All records should be reproduced verbatim.

• [Exercise material]:
-------

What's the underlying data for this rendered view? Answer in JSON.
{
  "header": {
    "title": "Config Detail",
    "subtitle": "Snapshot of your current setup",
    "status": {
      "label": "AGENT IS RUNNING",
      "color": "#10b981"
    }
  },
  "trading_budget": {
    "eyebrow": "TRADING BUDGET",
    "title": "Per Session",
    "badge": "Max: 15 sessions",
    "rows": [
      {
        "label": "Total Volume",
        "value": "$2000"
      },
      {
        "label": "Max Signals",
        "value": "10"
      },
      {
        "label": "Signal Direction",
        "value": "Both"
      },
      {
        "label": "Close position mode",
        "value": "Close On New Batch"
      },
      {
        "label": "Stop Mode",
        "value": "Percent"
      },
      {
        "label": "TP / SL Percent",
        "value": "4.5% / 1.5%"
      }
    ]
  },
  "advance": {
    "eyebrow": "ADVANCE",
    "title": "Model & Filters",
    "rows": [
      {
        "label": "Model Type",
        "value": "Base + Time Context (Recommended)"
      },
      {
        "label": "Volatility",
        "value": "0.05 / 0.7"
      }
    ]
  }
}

-------

• [Full response]:
What's the underlying data for this rendered view? Answer in JSON.
{
  "header": {
    "title": "Config Detail",
    "subtitle": "Snapshot of your current setup",
    "status": {
      "label": "AGENT IS RUNNING",
      "color": "#10b981"
    }
  },
  "trading_budget": {
    "eyebrow": "TRADING BUDGET",
    "title": "Per Session",
    "badge": "Max: 15 sessions",
    "rows": [
      {
        "label": "Total Volume",
        "value": "$2000"
      },
      {
        "label": "Max Signals",
        "value": "10"
      },
      {
        "label": "Signal Direction",
        "value": "Both"
      },
      {
        "label": "Close position mode",
        "value": "Close On New Batch"
      },
      {
        "label": "Stop Mode",
        "value": "Percent"
      },
      {
        "label": "TP / SL Percent",
        "value": "4.5% / 1.5%"
      }
    ]
  },
  "advance": {
    "eyebrow": "ADVANCE",
    "title": "Model & Filters",
    "rows": [
      {
        "label": "Model Type",
        "value": "Base + Time Context (Recommended)"
      },
      {
        "label": "Volatility",
        "value": "0.05 / 0.7"
      }
    ]
  }
}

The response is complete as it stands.